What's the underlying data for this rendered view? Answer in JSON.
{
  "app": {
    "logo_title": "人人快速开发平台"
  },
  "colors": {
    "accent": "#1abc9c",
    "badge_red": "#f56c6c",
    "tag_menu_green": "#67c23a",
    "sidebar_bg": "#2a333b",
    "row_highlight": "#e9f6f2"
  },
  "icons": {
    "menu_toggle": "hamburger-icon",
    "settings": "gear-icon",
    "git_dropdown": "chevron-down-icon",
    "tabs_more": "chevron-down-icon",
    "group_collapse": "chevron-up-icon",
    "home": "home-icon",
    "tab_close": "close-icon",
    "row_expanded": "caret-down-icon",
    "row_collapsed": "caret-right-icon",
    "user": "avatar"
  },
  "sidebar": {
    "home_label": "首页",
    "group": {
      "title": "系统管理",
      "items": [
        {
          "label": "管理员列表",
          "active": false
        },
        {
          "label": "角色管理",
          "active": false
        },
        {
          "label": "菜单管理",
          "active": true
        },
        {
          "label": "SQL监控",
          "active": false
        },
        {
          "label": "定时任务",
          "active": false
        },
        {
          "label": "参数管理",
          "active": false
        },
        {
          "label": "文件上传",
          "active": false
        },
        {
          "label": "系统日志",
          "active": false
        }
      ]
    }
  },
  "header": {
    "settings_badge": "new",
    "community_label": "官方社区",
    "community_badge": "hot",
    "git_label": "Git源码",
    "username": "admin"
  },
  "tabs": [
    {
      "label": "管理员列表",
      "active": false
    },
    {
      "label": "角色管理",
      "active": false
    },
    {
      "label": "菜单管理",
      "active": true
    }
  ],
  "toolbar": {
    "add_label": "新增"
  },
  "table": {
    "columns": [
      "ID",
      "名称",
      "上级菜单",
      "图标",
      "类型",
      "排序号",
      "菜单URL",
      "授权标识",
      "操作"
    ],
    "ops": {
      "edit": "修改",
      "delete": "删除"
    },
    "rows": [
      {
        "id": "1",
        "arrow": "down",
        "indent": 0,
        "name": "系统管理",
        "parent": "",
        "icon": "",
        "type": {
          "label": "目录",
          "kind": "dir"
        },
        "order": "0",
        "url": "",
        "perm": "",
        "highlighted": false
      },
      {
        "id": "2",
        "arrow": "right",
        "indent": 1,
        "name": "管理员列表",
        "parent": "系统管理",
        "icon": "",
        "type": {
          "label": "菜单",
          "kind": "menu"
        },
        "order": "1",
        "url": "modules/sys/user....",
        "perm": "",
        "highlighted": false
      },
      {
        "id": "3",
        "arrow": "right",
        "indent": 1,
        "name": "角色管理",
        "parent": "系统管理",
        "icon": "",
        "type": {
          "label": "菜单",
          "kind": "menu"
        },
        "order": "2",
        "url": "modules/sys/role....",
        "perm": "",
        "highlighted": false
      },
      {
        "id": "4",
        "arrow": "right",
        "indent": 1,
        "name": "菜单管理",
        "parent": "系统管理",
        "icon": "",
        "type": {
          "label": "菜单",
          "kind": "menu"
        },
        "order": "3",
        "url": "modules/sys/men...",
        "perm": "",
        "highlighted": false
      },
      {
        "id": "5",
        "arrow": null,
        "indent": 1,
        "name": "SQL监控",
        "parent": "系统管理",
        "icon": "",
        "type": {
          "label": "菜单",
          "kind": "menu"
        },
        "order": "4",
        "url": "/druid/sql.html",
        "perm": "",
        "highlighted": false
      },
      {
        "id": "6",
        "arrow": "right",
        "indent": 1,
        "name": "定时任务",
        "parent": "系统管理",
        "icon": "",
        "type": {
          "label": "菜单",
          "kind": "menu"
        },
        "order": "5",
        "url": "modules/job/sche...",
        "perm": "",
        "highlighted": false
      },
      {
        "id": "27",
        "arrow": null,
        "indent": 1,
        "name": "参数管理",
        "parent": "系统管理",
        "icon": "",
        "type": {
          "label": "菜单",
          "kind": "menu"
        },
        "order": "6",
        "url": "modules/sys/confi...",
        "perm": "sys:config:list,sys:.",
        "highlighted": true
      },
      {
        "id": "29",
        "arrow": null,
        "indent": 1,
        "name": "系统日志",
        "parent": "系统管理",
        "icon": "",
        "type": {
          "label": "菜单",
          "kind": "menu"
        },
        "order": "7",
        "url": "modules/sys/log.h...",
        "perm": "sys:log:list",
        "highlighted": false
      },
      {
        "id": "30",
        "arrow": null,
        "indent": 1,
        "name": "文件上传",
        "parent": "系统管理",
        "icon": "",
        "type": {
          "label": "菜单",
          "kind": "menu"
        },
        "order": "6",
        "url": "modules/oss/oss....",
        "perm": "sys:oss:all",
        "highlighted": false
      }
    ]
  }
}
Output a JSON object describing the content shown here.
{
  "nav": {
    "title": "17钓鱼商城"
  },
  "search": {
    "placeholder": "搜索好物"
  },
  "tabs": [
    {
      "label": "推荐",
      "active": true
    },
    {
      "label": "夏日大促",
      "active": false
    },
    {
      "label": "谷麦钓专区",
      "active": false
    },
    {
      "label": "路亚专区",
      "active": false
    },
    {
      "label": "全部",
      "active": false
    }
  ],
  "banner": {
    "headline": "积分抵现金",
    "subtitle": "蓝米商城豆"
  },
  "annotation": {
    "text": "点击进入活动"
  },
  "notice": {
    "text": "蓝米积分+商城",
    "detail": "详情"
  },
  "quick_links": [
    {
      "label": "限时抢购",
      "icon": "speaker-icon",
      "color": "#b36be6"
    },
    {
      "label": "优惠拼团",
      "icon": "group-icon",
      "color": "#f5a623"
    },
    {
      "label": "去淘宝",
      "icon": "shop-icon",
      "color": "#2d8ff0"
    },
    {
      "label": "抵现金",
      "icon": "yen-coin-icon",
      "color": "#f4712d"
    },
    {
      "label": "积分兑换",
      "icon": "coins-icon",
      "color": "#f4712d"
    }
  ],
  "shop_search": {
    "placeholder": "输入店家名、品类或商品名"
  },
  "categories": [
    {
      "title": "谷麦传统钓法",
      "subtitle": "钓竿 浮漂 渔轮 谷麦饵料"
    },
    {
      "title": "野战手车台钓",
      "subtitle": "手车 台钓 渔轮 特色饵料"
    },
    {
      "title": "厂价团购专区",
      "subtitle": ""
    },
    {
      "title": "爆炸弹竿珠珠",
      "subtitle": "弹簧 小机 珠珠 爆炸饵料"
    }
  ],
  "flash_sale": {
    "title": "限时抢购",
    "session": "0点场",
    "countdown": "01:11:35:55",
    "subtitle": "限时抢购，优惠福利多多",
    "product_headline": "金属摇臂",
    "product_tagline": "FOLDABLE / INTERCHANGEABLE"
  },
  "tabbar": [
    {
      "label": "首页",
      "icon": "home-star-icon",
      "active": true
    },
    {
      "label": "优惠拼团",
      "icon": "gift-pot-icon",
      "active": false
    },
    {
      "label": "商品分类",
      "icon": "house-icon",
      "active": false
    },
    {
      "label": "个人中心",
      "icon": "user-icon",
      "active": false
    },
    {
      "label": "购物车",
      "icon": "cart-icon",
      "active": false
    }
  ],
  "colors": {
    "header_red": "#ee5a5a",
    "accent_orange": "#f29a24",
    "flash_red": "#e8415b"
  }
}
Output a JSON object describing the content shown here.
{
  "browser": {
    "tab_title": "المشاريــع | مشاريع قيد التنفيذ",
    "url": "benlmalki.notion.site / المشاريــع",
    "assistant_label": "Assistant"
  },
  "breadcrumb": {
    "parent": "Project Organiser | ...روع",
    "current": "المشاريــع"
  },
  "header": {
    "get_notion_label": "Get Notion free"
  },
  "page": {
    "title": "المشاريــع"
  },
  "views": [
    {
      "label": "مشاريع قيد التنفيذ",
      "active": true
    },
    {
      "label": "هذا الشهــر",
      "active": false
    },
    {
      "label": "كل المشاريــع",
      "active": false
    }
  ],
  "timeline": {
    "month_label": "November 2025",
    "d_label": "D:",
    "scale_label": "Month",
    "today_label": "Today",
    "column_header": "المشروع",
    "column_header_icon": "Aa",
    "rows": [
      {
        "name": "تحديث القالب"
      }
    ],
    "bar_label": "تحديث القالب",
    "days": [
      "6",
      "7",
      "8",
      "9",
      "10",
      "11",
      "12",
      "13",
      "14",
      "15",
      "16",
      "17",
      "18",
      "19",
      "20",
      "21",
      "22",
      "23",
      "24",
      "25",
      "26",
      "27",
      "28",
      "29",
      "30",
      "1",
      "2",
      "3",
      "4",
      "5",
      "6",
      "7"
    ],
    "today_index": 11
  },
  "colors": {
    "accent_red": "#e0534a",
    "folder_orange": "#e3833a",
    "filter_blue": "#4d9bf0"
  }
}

EXERCISE AIM: Report how many lines in the listing above include the word "placeholder". Give nothing but the number.

RESPONSE TO THE EXERCISE: 2